>>>>>
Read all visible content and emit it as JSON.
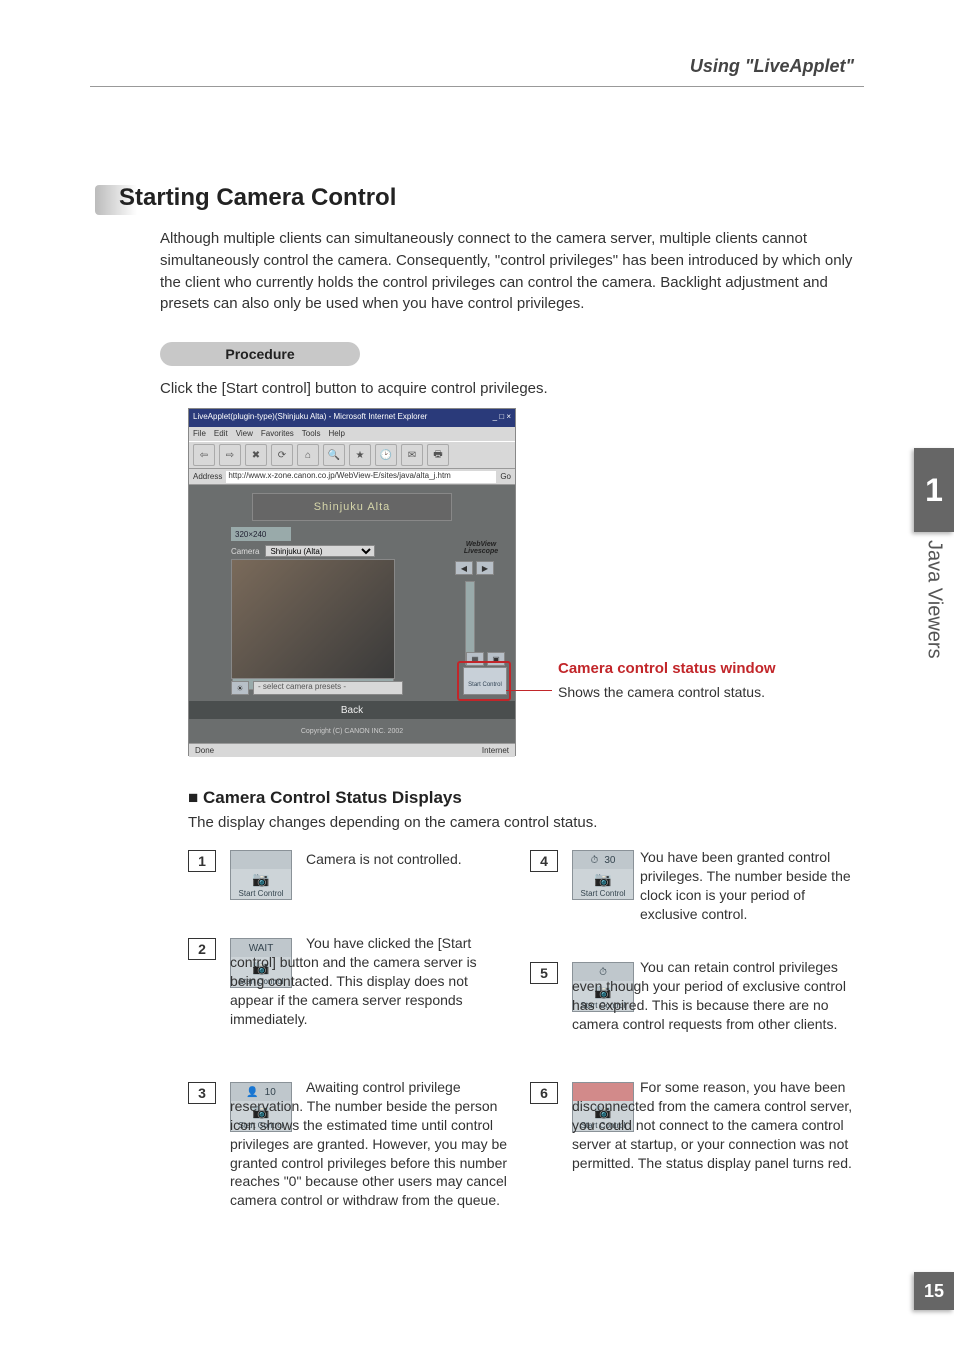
{
  "header": {
    "title": "Using \"LiveApplet\""
  },
  "section": {
    "title": "Starting Camera Control",
    "intro": "Although multiple clients can simultaneously connect to the camera server, multiple clients cannot simultaneously control the camera. Consequently, \"control privileges\" has been introduced by which only the client who currently holds the control privileges can control the camera. Backlight adjustment and presets can also only be used when you have control privileges.",
    "procedure_label": "Procedure",
    "click_instruction": "Click the [Start control] button to acquire control privileges."
  },
  "screenshot": {
    "window_title": "LiveApplet(plugin-type)(Shinjuku Alta) - Microsoft Internet Explorer",
    "menus": [
      "File",
      "Edit",
      "View",
      "Favorites",
      "Tools",
      "Help"
    ],
    "toolbar": {
      "back": "Back",
      "forward": "Forward",
      "stop": "Stop",
      "refresh": "Refresh",
      "home": "Home",
      "search": "Search",
      "favorites": "Favorites",
      "history": "History",
      "mail": "Mail",
      "print": "Print"
    },
    "address_label": "Address",
    "address_url": "http://www.x-zone.canon.co.jp/WebView-E/sites/java/alta_j.htm",
    "go_label": "Go",
    "banner": "Shinjuku Alta",
    "size_label": "320×240",
    "camera_label": "Camera",
    "camera_option": "Shinjuku (Alta)",
    "webview_brand": "WebView Livescope",
    "preset_placeholder": "- select camera presets -",
    "back_button": "Back",
    "copyright": "Copyright (C) CANON INC. 2002",
    "status_left": "Done",
    "status_right": "Internet",
    "start_control": "Start Control"
  },
  "callout": {
    "title": "Camera control status window",
    "subtitle": "Shows the camera control status."
  },
  "status_section": {
    "heading": "■ Camera Control Status Displays",
    "subheading": "The display changes depending on the camera control status.",
    "items": [
      {
        "num": "1",
        "text": "Camera is not controlled.",
        "panel_label": "Start Control"
      },
      {
        "num": "2",
        "text": "You have clicked the [Start control] button and the camera server is being contacted. This display does not appear if the camera server responds immediately.",
        "panel_top": "WAIT",
        "panel_label": "Start Control"
      },
      {
        "num": "3",
        "text": "Awaiting control privilege reservation. The number beside the person icon shows the estimated time until control privileges are granted. However, you may be granted control privileges before this number reaches \"0\" because other users may cancel camera control or withdraw from the queue.",
        "panel_value": "10",
        "panel_label": "Start Control"
      },
      {
        "num": "4",
        "text": "You have been granted control privileges. The number beside the clock icon is your period of exclusive control.",
        "panel_value": "30",
        "panel_label": "Start Control"
      },
      {
        "num": "5",
        "text": "You can retain control privileges even though your period of exclusive control has expired. This is because there are no camera control requests from other clients.",
        "panel_label": "Start Control"
      },
      {
        "num": "6",
        "text": "For some reason, you have been disconnected from the camera control server, you could not connect to the camera control server at startup, or your connection was not permitted. The status display panel turns red.",
        "panel_label": "Start Control"
      }
    ]
  },
  "side": {
    "chapter": "1",
    "label": "Java Viewers",
    "page": "15"
  }
}
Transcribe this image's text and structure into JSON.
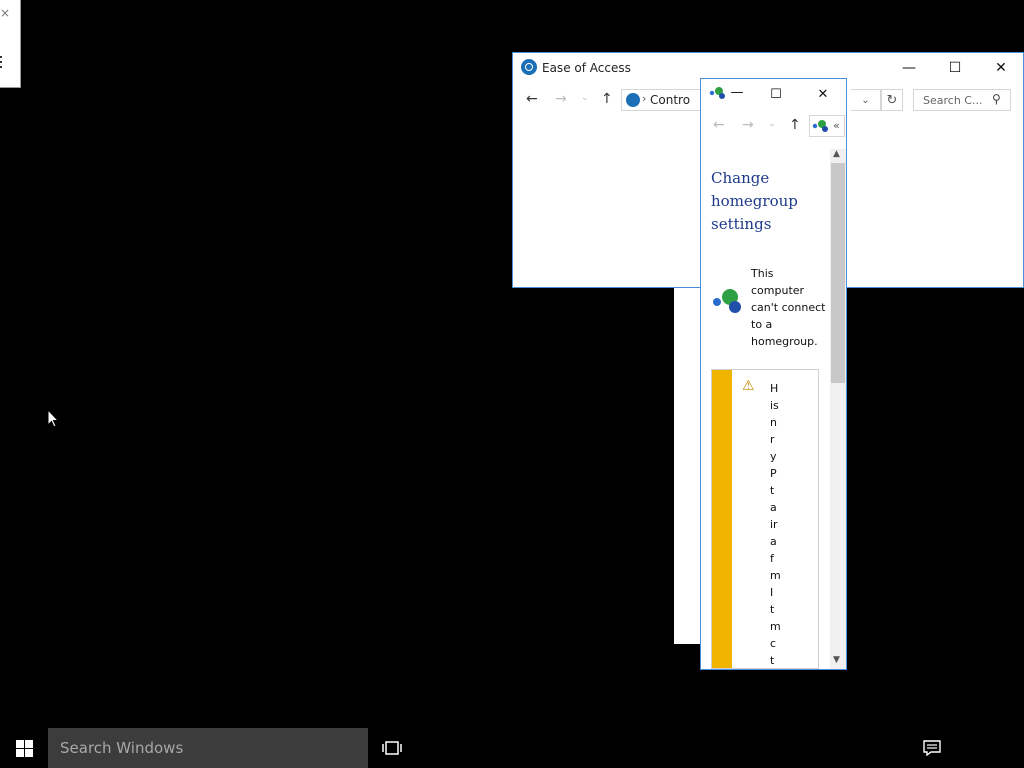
{
  "top_left_dialog": {
    "close_glyph": "×"
  },
  "ease_window": {
    "title": "Ease of Access",
    "address_text": "Contro",
    "search_placeholder": "Search C...",
    "minimize": "—",
    "maximize": "☐",
    "close": "✕"
  },
  "homegroup_window": {
    "title_min": "—",
    "title_max": "☐",
    "title_close": "✕",
    "address_chevron": "«",
    "heading": "Change homegroup settings",
    "status": "This computer can't connect to a homegroup.",
    "warning_text": "H\nis\nn\nr\ny\nP\nt\na\nir\na\nf\nm\nI\nt\nm\nc\nt"
  },
  "taskbar": {
    "search_placeholder": "Search Windows"
  },
  "colors": {
    "accent": "#1b6fb6",
    "warning": "#f0b400",
    "heading": "#1e3a8a"
  }
}
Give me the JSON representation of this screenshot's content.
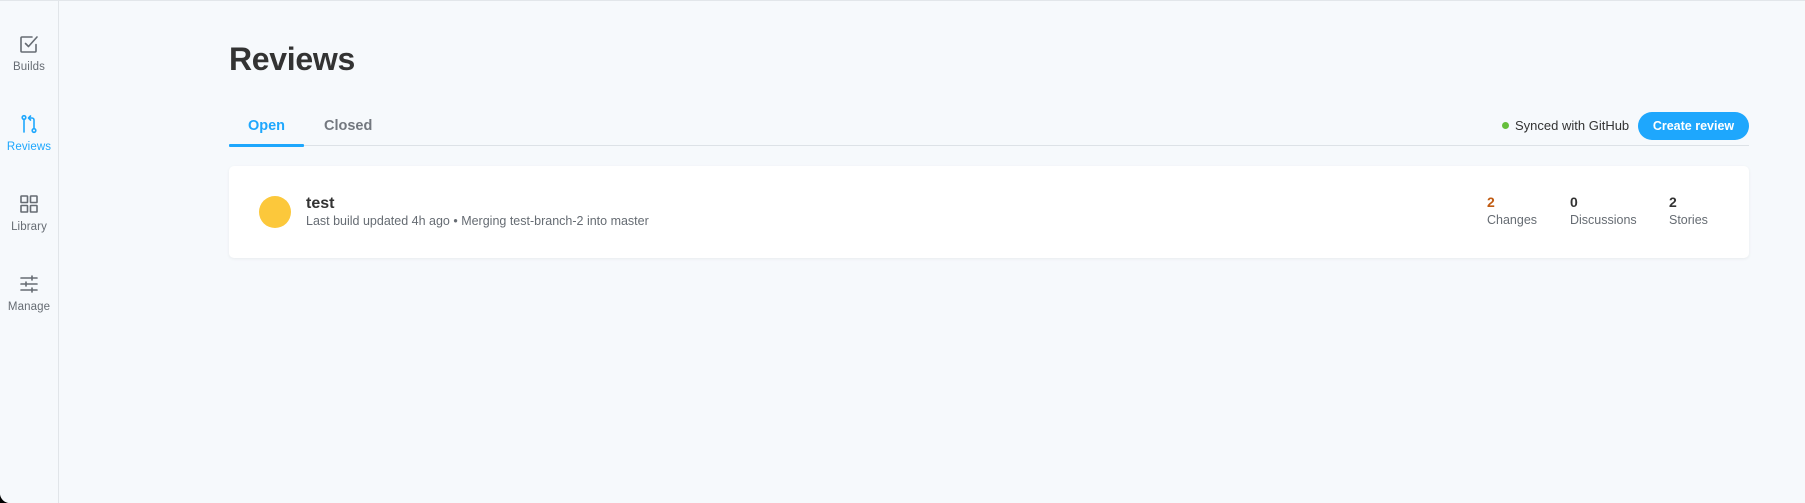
{
  "sidebar": {
    "items": [
      {
        "label": "Builds",
        "icon": "checkbox-icon",
        "active": false
      },
      {
        "label": "Reviews",
        "icon": "pull-request-icon",
        "active": true
      },
      {
        "label": "Library",
        "icon": "grid-icon",
        "active": false
      },
      {
        "label": "Manage",
        "icon": "sliders-icon",
        "active": false
      }
    ]
  },
  "page": {
    "title": "Reviews"
  },
  "tabs": [
    {
      "label": "Open",
      "active": true
    },
    {
      "label": "Closed",
      "active": false
    }
  ],
  "sync": {
    "label": "Synced with GitHub",
    "status_color": "#66bf3c"
  },
  "create_button": {
    "label": "Create review"
  },
  "reviews": [
    {
      "title": "test",
      "subtitle": "Last build updated 4h ago • Merging test-branch-2 into master",
      "avatar_color": "#fcc83b",
      "stats": [
        {
          "value": "2",
          "label": "Changes",
          "color": "#c05b12"
        },
        {
          "value": "0",
          "label": "Discussions"
        },
        {
          "value": "2",
          "label": "Stories"
        }
      ]
    }
  ],
  "colors": {
    "accent": "#1ea7fd",
    "background": "#f6f9fc"
  }
}
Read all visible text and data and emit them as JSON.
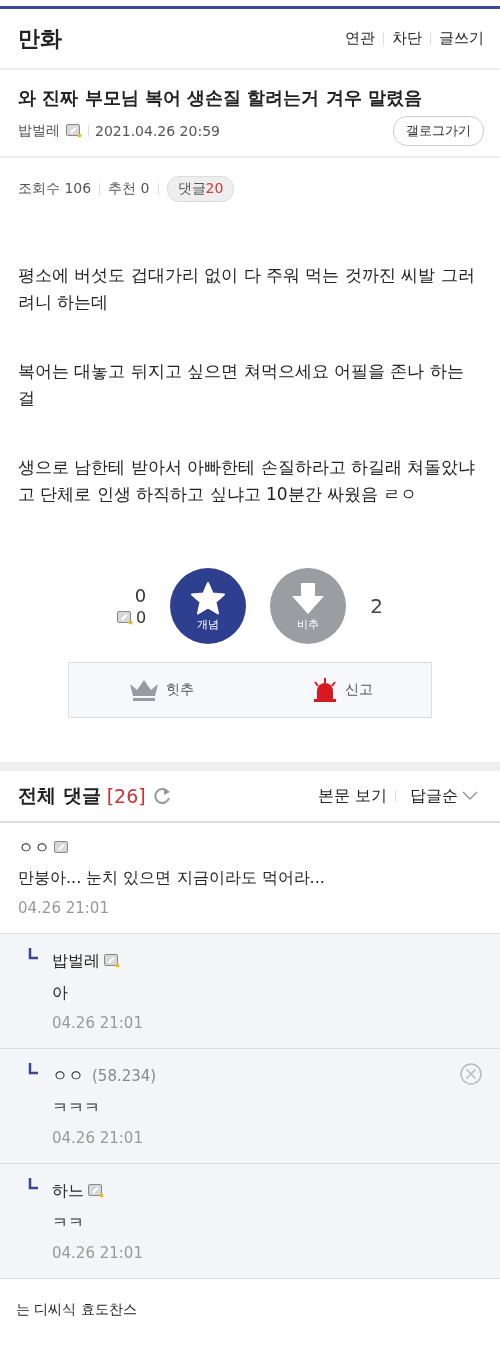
{
  "header": {
    "title": "만화",
    "links": [
      "연관",
      "차단",
      "글쓰기"
    ]
  },
  "post": {
    "title": "와 진짜 부모님 복어 생손질 할려는거 겨우 말렸음",
    "author": "밥벌레",
    "author_fixed_nick": true,
    "date": "2021.04.26 20:59",
    "gallog_button": "갤로그가기",
    "stats": [
      {
        "kind": "plain",
        "label": "조회수",
        "value": "106"
      },
      {
        "kind": "plain",
        "label": "추천",
        "value": "0"
      },
      {
        "kind": "pill",
        "label": "댓글",
        "value": "20"
      }
    ],
    "paragraphs": [
      "평소에 버섯도 겁대가리 없이 다 주워 먹는 것까진 씨발 그러려니 하는데",
      "복어는 대놓고 뒤지고 싶으면 쳐먹으세요 어필을 존나 하는 걸",
      "생으로 남한테 받아서 아빠한테 손질하라고 하길래 쳐돌았냐고 단체로 인생 하직하고 싶냐고 10분간 싸웠음 ㄹㅇ"
    ]
  },
  "votes": {
    "up_count": "0",
    "fixed_up_count": "0",
    "up_label": "개념",
    "down_label": "비추",
    "down_count": "2"
  },
  "actions": [
    {
      "kind": "crown",
      "label": "힛추"
    },
    {
      "kind": "siren",
      "label": "신고"
    }
  ],
  "comments_header": {
    "title": "전체 댓글",
    "count": "[26]",
    "view_body": "본문 보기",
    "sort": "답글순"
  },
  "comments": [
    {
      "kind": "comment",
      "author": "ㅇㅇ",
      "fixed_nick": false,
      "text": "만붕아... 눈치 있으면 지금이라도 먹어라...",
      "time": "04.26 21:01"
    },
    {
      "kind": "reply",
      "author": "밥벌레",
      "fixed_nick": true,
      "text": "아",
      "time": "04.26 21:01"
    },
    {
      "kind": "reply",
      "author": "ㅇㅇ",
      "ip": "(58.234)",
      "deletable": true,
      "text": "ㅋㅋㅋ",
      "time": "04.26 21:01"
    },
    {
      "kind": "reply",
      "author": "하느",
      "fixed_nick": true,
      "text": "ㅋㅋ",
      "time": "04.26 21:01"
    }
  ],
  "footer_note": "는 디씨식 효도찬스"
}
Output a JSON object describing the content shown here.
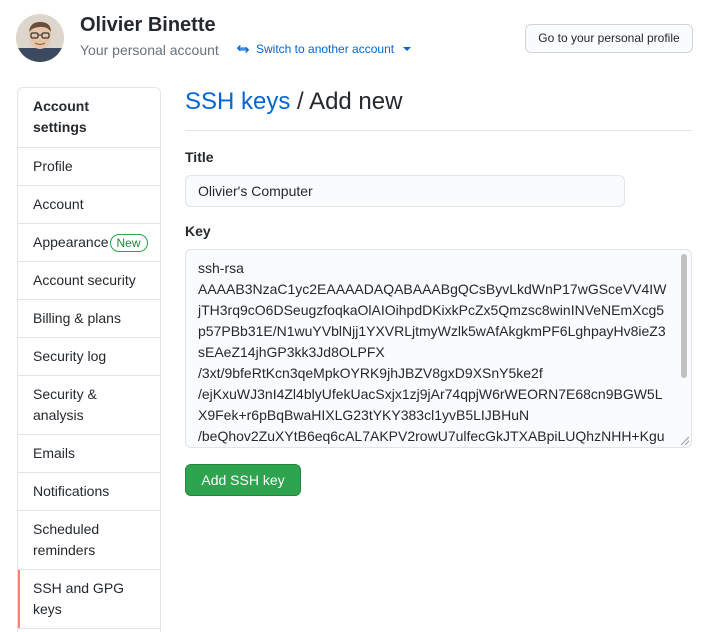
{
  "header": {
    "user_name": "Olivier Binette",
    "account_type": "Your personal account",
    "switch_label": "Switch to another account",
    "profile_button": "Go to your personal profile"
  },
  "sidebar": {
    "heading": "Account settings",
    "items": [
      {
        "label": "Profile"
      },
      {
        "label": "Account"
      },
      {
        "label": "Appearance",
        "badge": "New"
      },
      {
        "label": "Account security"
      },
      {
        "label": "Billing & plans"
      },
      {
        "label": "Security log"
      },
      {
        "label": "Security & analysis"
      },
      {
        "label": "Emails"
      },
      {
        "label": "Notifications"
      },
      {
        "label": "Scheduled reminders"
      },
      {
        "label": "SSH and GPG keys",
        "active": true
      }
    ]
  },
  "main": {
    "breadcrumb_link": "SSH keys",
    "separator": "/",
    "page_title": "Add new",
    "title_label": "Title",
    "title_value": "Olivier's Computer",
    "key_label": "Key",
    "key_value": "ssh-rsa\nAAAAB3NzaC1yc2EAAAADAQABAAABgQCsByvLkdWnP17wGSceVV4IW\njTH3rq9cO6DSeugzfoqkaOlAIOihpdDKixkPcZx5Qmzsc8winINVeNEmXcg5\np57PBb31E/N1wuYVblNjj1YXVRLjtmyWzlk5wAfAkgkmPF6LghpayHv8ieZ3\nsEAeZ14jhGP3kk3Jd8OLPFX\n/3xt/9bfeRtKcn3qeMpkOYRK9jhJBZV8gxD9XSnY5ke2f\n/ejKxuWJ3nI4Zl4blyUfekUacSxjx1zj9jAr74qpjW6rWEORN7E68cn9BGW5L\nX9Fek+r6pBqBwaHIXLG23tYKY383cl1yvB5LIJBHuN\n/beQhov2ZuXYtB6eq6cAL7AKPV2rowU7ulfecGkJTXABpiLUQhzNHH+Kgu",
    "submit_button": "Add SSH key"
  },
  "colors": {
    "link": "#0366d6",
    "primary_button": "#2ea44f",
    "active_indicator": "#f9826c",
    "badge": "#28a745"
  }
}
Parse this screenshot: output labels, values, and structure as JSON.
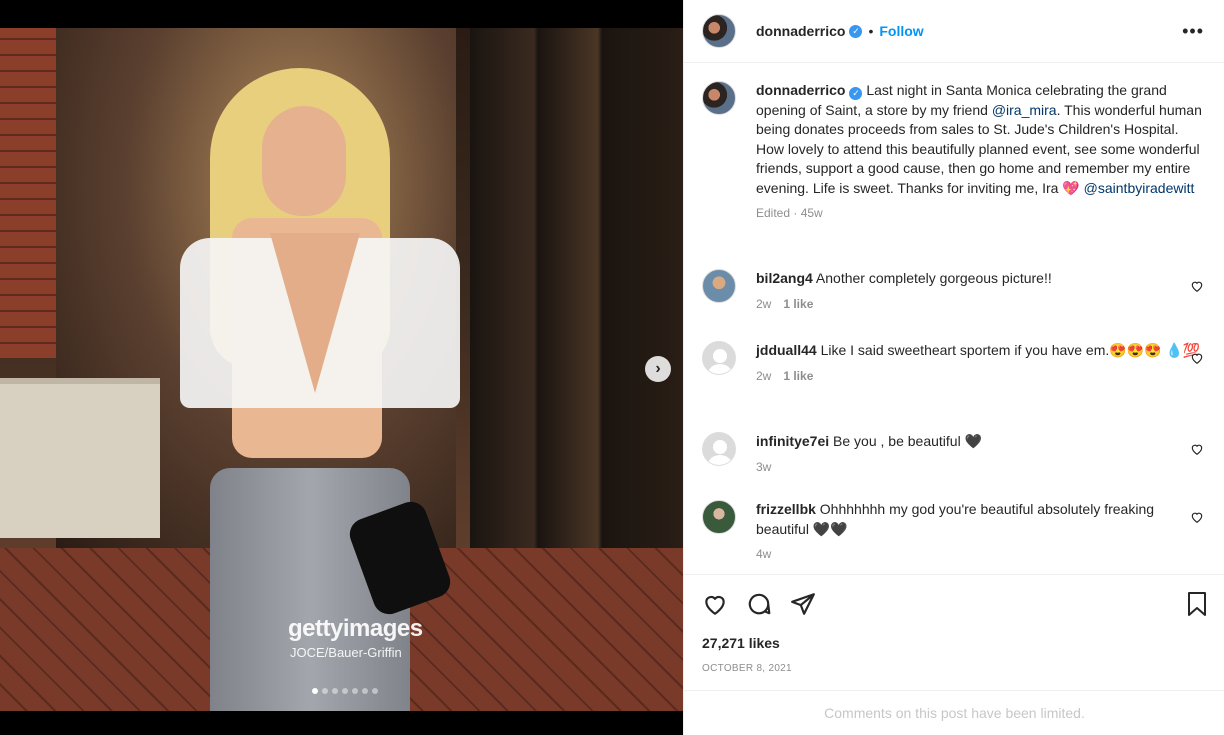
<<<<<
Exercise prompt: Lines of the material that contain the word "Shinjuku" are to be gathered.

Exercise result:
    "window_title": "LiveApplet(plugin-type)(Shinjuku Alta) - Microsoft Internet Explorer",
    "banner": "Shinjuku Alta",
    "camera_option": "Shinjuku (Alta)",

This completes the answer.